- Given task -
Without the pictures, set down the records below word for word.

Entries from a visual dataset:

· · · ·

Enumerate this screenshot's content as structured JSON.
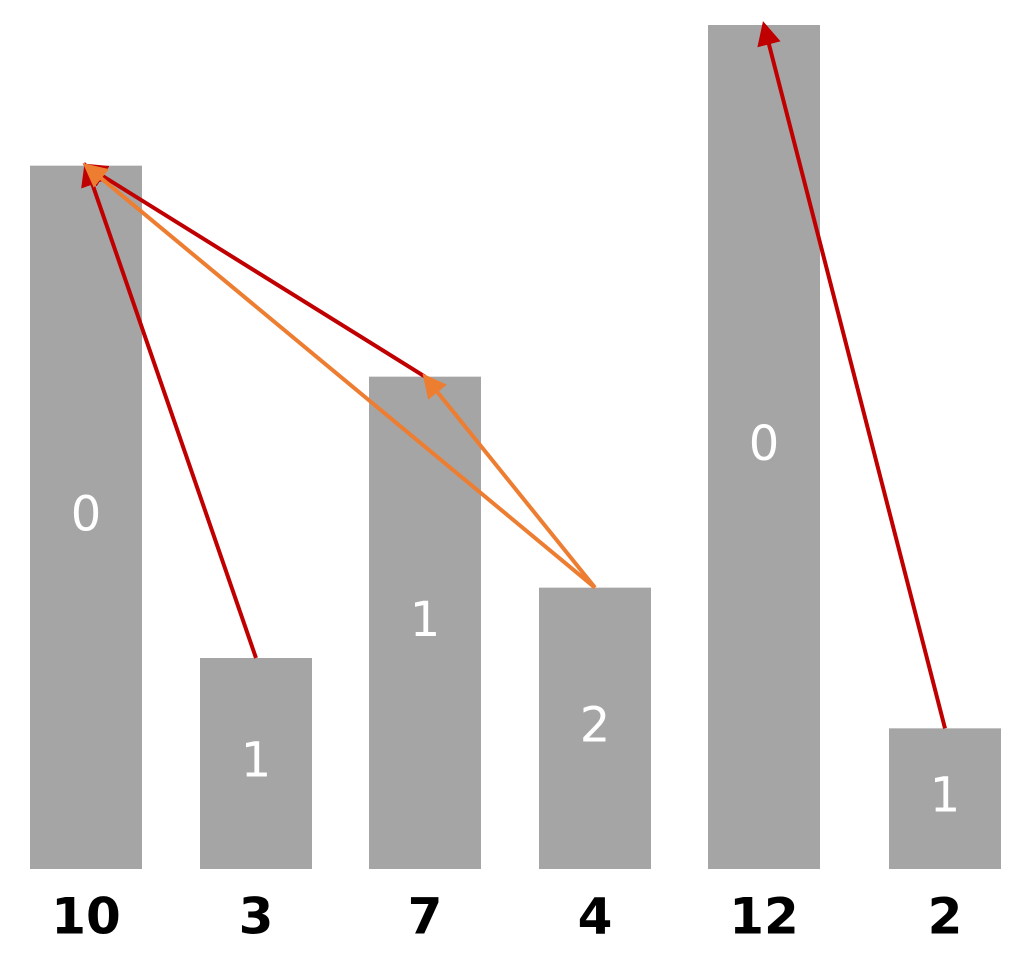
{
  "bars": [
    {
      "value": 10,
      "label": "0"
    },
    {
      "value": 3,
      "label": "1"
    },
    {
      "value": 7,
      "label": "1"
    },
    {
      "value": 4,
      "label": "2"
    },
    {
      "value": 12,
      "label": "0"
    },
    {
      "value": 2,
      "label": "1"
    }
  ]
}
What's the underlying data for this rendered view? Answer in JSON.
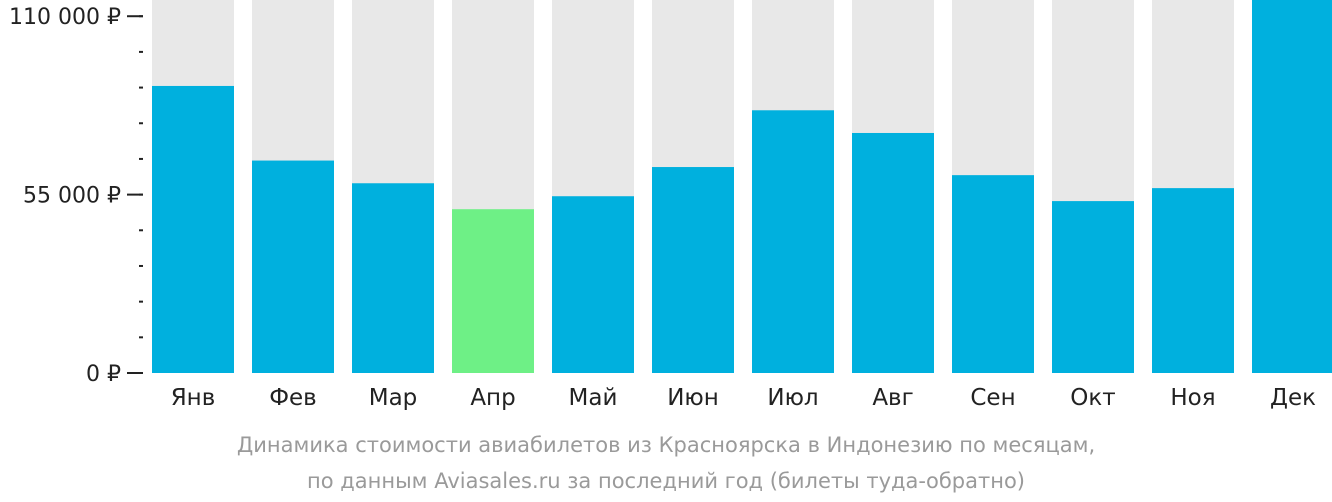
{
  "chart_data": {
    "type": "bar",
    "categories": [
      "Янв",
      "Фев",
      "Мар",
      "Апр",
      "Май",
      "Июн",
      "Июл",
      "Авг",
      "Сен",
      "Окт",
      "Ноя",
      "Дек"
    ],
    "values": [
      88500,
      65500,
      58500,
      50500,
      54500,
      63500,
      81000,
      74000,
      61000,
      53000,
      57000,
      115000
    ],
    "highlight_index": 3,
    "ylim": [
      0,
      115000
    ],
    "yticks": [
      {
        "value": 0,
        "label": "0 ₽"
      },
      {
        "value": 55000,
        "label": "55 000 ₽"
      },
      {
        "value": 110000,
        "label": "110 000 ₽"
      }
    ],
    "minor_tick_step": 11000,
    "colors": {
      "bar": "#00b0de",
      "highlight": "#6ef086",
      "background_bar": "#e8e8e8",
      "axis": "#222222"
    }
  },
  "caption": {
    "line1": "Динамика стоимости авиабилетов из Красноярска в Индонезию по месяцам,",
    "line2": "по данным Aviasales.ru за последний год (билеты туда-обратно)"
  }
}
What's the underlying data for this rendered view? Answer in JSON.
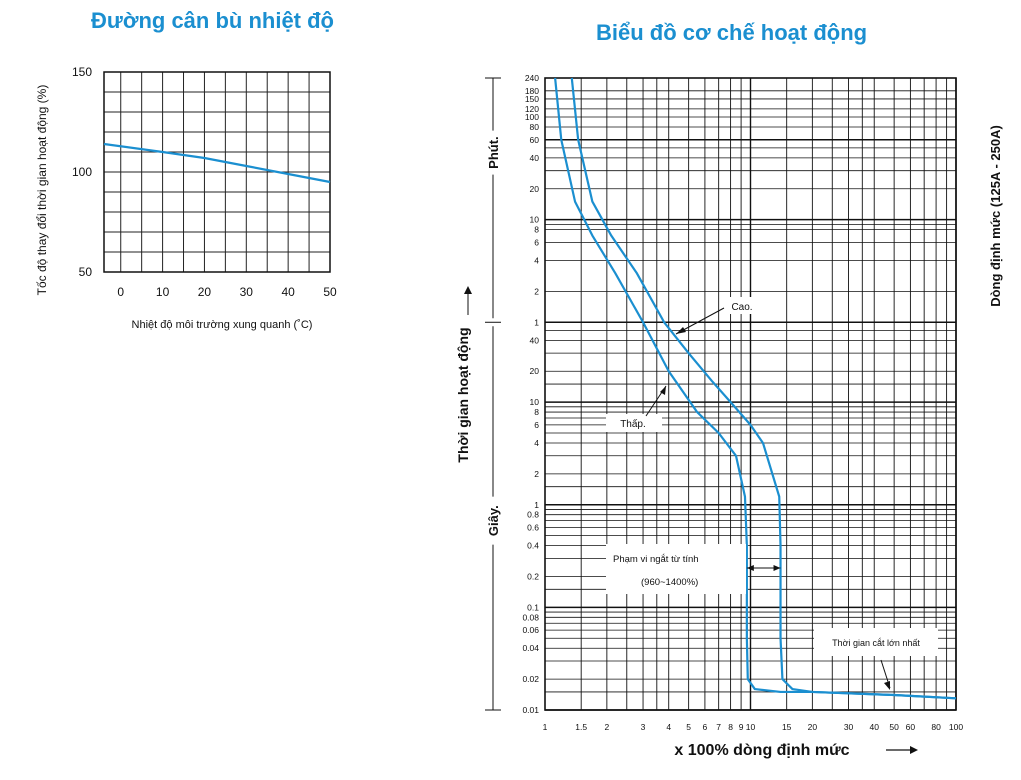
{
  "charts": {
    "comp_title": "Đường cân bù nhiệt độ",
    "op_title": "Biểu đồ cơ chế hoạt động"
  },
  "chart_data": [
    {
      "type": "line",
      "title": "Đường cân bù nhiệt độ",
      "xlabel": "Nhiệt độ môi trường xung quanh (˚C)",
      "ylabel": "Tốc độ thay đổi thời gian hoạt động (%)",
      "xlim": [
        -4,
        50
      ],
      "ylim": [
        50,
        150
      ],
      "x_ticks": [
        "0",
        "10",
        "20",
        "30",
        "40",
        "50"
      ],
      "y_ticks": [
        "150",
        "100",
        "50"
      ],
      "series": [
        {
          "x": [
            -4,
            10,
            20,
            30,
            40,
            50
          ],
          "y": [
            114,
            110,
            107,
            103,
            99,
            95
          ]
        }
      ],
      "grid": true,
      "line_color": "#1b8fd0"
    },
    {
      "type": "line",
      "title": "Biểu đồ cơ chế hoạt động",
      "xlabel": "x 100% dòng định mức",
      "ylabel": "Thời gian hoạt động",
      "right_label": "Dòng định mức (125A - 250A)",
      "x_scale": "log",
      "y_scale": "log",
      "xlim": [
        1,
        100
      ],
      "ylim_seconds": [
        0.01,
        14400
      ],
      "x_ticks": [
        "1",
        "1.5",
        "2",
        "3",
        "4",
        "5",
        "6",
        "7",
        "8",
        "9",
        "10",
        "15",
        "20",
        "30",
        "40",
        "50",
        "60",
        "80",
        "100"
      ],
      "y_ticks_seconds": [
        "0.01",
        "0.02",
        "0.04",
        "0.06",
        "0.08",
        "0.1",
        "0.2",
        "0.4",
        "0.6",
        "0.8",
        "1",
        "2",
        "4",
        "6",
        "8",
        "10",
        "20",
        "40"
      ],
      "y_ticks_minutes": [
        "1",
        "2",
        "4",
        "6",
        "8",
        "10",
        "20",
        "40",
        "60",
        "80",
        "100",
        "120",
        "150",
        "180",
        "240"
      ],
      "unit_labels": {
        "minutes": "Phút.",
        "seconds": "Giây."
      },
      "series": [
        {
          "name": "Thấp.",
          "x_times_rated": [
            1.12,
            1.2,
            1.4,
            1.7,
            2.2,
            3.0,
            4.0,
            5.5,
            7.0,
            8.5,
            9.4,
            9.6,
            9.6,
            9.7,
            10.5,
            14,
            20,
            50,
            100
          ],
          "time_seconds": [
            14400,
            3600,
            900,
            420,
            180,
            60,
            20,
            8,
            5,
            3,
            1.2,
            0.4,
            0.05,
            0.02,
            0.016,
            0.015,
            0.015,
            0.014,
            0.013
          ]
        },
        {
          "name": "Cao.",
          "x_times_rated": [
            1.35,
            1.45,
            1.7,
            2.1,
            2.8,
            3.8,
            5.0,
            6.5,
            8.0,
            10.0,
            11.5,
            13.8,
            14,
            14,
            14.3,
            16,
            20,
            50,
            100
          ],
          "time_seconds": [
            14400,
            3600,
            900,
            420,
            180,
            60,
            30,
            16,
            10,
            6,
            4,
            1.2,
            0.4,
            0.05,
            0.02,
            0.016,
            0.015,
            0.014,
            0.013
          ]
        }
      ],
      "annotations": {
        "high": "Cao.",
        "low": "Thấp.",
        "magnetic_range_title": "Phạm vi ngắt từ tính",
        "magnetic_range_value": "(960~1400%)",
        "max_break_time": "Thời gian cắt lớn nhất"
      },
      "grid": true,
      "line_color": "#1b8fd0"
    }
  ]
}
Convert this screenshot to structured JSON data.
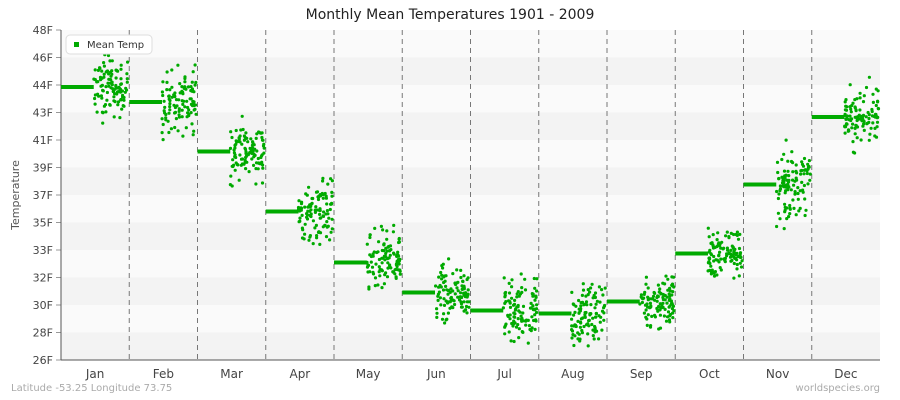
{
  "title": "Monthly Mean Temperatures 1901 - 2009",
  "footer": {
    "location": "Latitude -53.25 Longitude 73.75",
    "source": "worldspecies.org"
  },
  "legend": {
    "label": "Mean Temp",
    "color": "#00aa00"
  },
  "chart_data": {
    "type": "scatter",
    "title": "Monthly Mean Temperatures 1901 - 2009",
    "xlabel": "",
    "ylabel": "Temperature",
    "ylim": [
      26,
      48
    ],
    "yticks": [
      "48F",
      "46F",
      "44F",
      "43F",
      "41F",
      "39F",
      "37F",
      "35F",
      "33F",
      "32F",
      "30F",
      "28F",
      "26F"
    ],
    "categories": [
      "Jan",
      "Feb",
      "Mar",
      "Apr",
      "May",
      "Jun",
      "Jul",
      "Aug",
      "Sep",
      "Oct",
      "Nov",
      "Dec"
    ],
    "series": [
      {
        "name": "Mean Temp",
        "values": [
          44.2,
          43.2,
          39.9,
          35.9,
          32.5,
          30.5,
          29.3,
          29.1,
          29.9,
          33.1,
          37.7,
          42.2
        ]
      }
    ],
    "spread": [
      1.4,
      1.5,
      1.3,
      1.5,
      1.4,
      1.3,
      1.4,
      1.3,
      1.3,
      1.2,
      1.5,
      1.3
    ],
    "grid": "alternating horizontal bands, dashed vertical month separators",
    "legend_position": "top-left"
  }
}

· · · ·

- Written response -
Enumerate this screenshot's content as structured JSON.
{
  "bars": [
    {
      "value": 10,
      "label": "0"
    },
    {
      "value": 3,
      "label": "1"
    },
    {
      "value": 7,
      "label": "1"
    },
    {
      "value": 4,
      "label": "2"
    },
    {
      "value": 12,
      "label": "0"
    },
    {
      "value": 2,
      "label": "1"
    }
  ]
}
What's the underlying data for this rendered view? Answer in JSON.
{
  "chart_data": {
    "type": "bar",
    "categories": [
      "Янв",
      "Фев",
      "Мар",
      "Апр",
      "Май",
      "Июн",
      "Июл",
      "Авг",
      "Сен",
      "Окт",
      "Ноя",
      "Дек"
    ],
    "values": [
      88500,
      65500,
      58500,
      50500,
      54500,
      63500,
      81000,
      74000,
      61000,
      53000,
      57000,
      115000
    ],
    "highlight_index": 3,
    "ylim": [
      0,
      115000
    ],
    "yticks": [
      {
        "value": 0,
        "label": "0 ₽"
      },
      {
        "value": 55000,
        "label": "55 000 ₽"
      },
      {
        "value": 110000,
        "label": "110 000 ₽"
      }
    ],
    "minor_tick_step": 11000,
    "colors": {
      "bar": "#00b0de",
      "highlight": "#6ef086",
      "background_bar": "#e8e8e8",
      "axis": "#222222"
    }
  },
  "caption": {
    "line1": "Динамика стоимости авиабилетов из Красноярска в Индонезию по месяцам,",
    "line2": "по данным Aviasales.ru за последний год (билеты туда-обратно)"
  }
}
What's the underlying data for this rendered view? Answer in JSON.
{
  "charts": {
    "comp_title": "Đường cân bù nhiệt độ",
    "op_title": "Biểu đồ cơ chế hoạt động"
  },
  "chart_data": [
    {
      "type": "line",
      "title": "Đường cân bù nhiệt độ",
      "xlabel": "Nhiệt độ môi trường xung quanh (˚C)",
      "ylabel": "Tốc độ thay đổi thời gian hoạt động (%)",
      "xlim": [
        -4,
        50
      ],
      "ylim": [
        50,
        150
      ],
      "x_ticks": [
        "0",
        "10",
        "20",
        "30",
        "40",
        "50"
      ],
      "y_ticks": [
        "150",
        "100",
        "50"
      ],
      "series": [
        {
          "x": [
            -4,
            10,
            20,
            30,
            40,
            50
          ],
          "y": [
            114,
            110,
            107,
            103,
            99,
            95
          ]
        }
      ],
      "grid": true,
      "line_color": "#1b8fd0"
    },
    {
      "type": "line",
      "title": "Biểu đồ cơ chế hoạt động",
      "xlabel": "x 100% dòng định mức",
      "ylabel": "Thời gian hoạt động",
      "right_label": "Dòng định mức (125A - 250A)",
      "x_scale": "log",
      "y_scale": "log",
      "xlim": [
        1,
        100
      ],
      "ylim_seconds": [
        0.01,
        14400
      ],
      "x_ticks": [
        "1",
        "1.5",
        "2",
        "3",
        "4",
        "5",
        "6",
        "7",
        "8",
        "9",
        "10",
        "15",
        "20",
        "30",
        "40",
        "50",
        "60",
        "80",
        "100"
      ],
      "y_ticks_seconds": [
        "0.01",
        "0.02",
        "0.04",
        "0.06",
        "0.08",
        "0.1",
        "0.2",
        "0.4",
        "0.6",
        "0.8",
        "1",
        "2",
        "4",
        "6",
        "8",
        "10",
        "20",
        "40"
      ],
      "y_ticks_minutes": [
        "1",
        "2",
        "4",
        "6",
        "8",
        "10",
        "20",
        "40",
        "60",
        "80",
        "100",
        "120",
        "150",
        "180",
        "240"
      ],
      "unit_labels": {
        "minutes": "Phút.",
        "seconds": "Giây."
      },
      "series": [
        {
          "name": "Thấp.",
          "x_times_rated": [
            1.12,
            1.2,
            1.4,
            1.7,
            2.2,
            3.0,
            4.0,
            5.5,
            7.0,
            8.5,
            9.4,
            9.6,
            9.6,
            9.7,
            10.5,
            14,
            20,
            50,
            100
          ],
          "time_seconds": [
            14400,
            3600,
            900,
            420,
            180,
            60,
            20,
            8,
            5,
            3,
            1.2,
            0.4,
            0.05,
            0.02,
            0.016,
            0.015,
            0.015,
            0.014,
            0.013
          ]
        },
        {
          "name": "Cao.",
          "x_times_rated": [
            1.35,
            1.45,
            1.7,
            2.1,
            2.8,
            3.8,
            5.0,
            6.5,
            8.0,
            10.0,
            11.5,
            13.8,
            14,
            14,
            14.3,
            16,
            20,
            50,
            100
          ],
          "time_seconds": [
            14400,
            3600,
            900,
            420,
            180,
            60,
            30,
            16,
            10,
            6,
            4,
            1.2,
            0.4,
            0.05,
            0.02,
            0.016,
            0.015,
            0.014,
            0.013
          ]
        }
      ],
      "annotations": {
        "high": "Cao.",
        "low": "Thấp.",
        "magnetic_range_title": "Phạm vi ngắt từ tính",
        "magnetic_range_value": "(960~1400%)",
        "max_break_time": "Thời gian cắt lớn nhất"
      },
      "grid": true,
      "line_color": "#1b8fd0"
    }
  ]
}
Convert this screenshot to structured JSON data.
{
  "title": "Monthly Mean Temperatures 1901 - 2009",
  "footer": {
    "location": "Latitude -53.25 Longitude 73.75",
    "source": "worldspecies.org"
  },
  "legend": {
    "label": "Mean Temp",
    "color": "#00aa00"
  },
  "chart_data": {
    "type": "scatter",
    "title": "Monthly Mean Temperatures 1901 - 2009",
    "xlabel": "",
    "ylabel": "Temperature",
    "ylim": [
      26,
      48
    ],
    "yticks": [
      "48F",
      "46F",
      "44F",
      "43F",
      "41F",
      "39F",
      "37F",
      "35F",
      "33F",
      "32F",
      "30F",
      "28F",
      "26F"
    ],
    "categories": [
      "Jan",
      "Feb",
      "Mar",
      "Apr",
      "May",
      "Jun",
      "Jul",
      "Aug",
      "Sep",
      "Oct",
      "Nov",
      "Dec"
    ],
    "series": [
      {
        "name": "Mean Temp",
        "values": [
          44.2,
          43.2,
          39.9,
          35.9,
          32.5,
          30.5,
          29.3,
          29.1,
          29.9,
          33.1,
          37.7,
          42.2
        ]
      }
    ],
    "spread": [
      1.4,
      1.5,
      1.3,
      1.5,
      1.4,
      1.3,
      1.4,
      1.3,
      1.3,
      1.2,
      1.5,
      1.3
    ],
    "grid": "alternating horizontal bands, dashed vertical month separators",
    "legend_position": "top-left"
  }
}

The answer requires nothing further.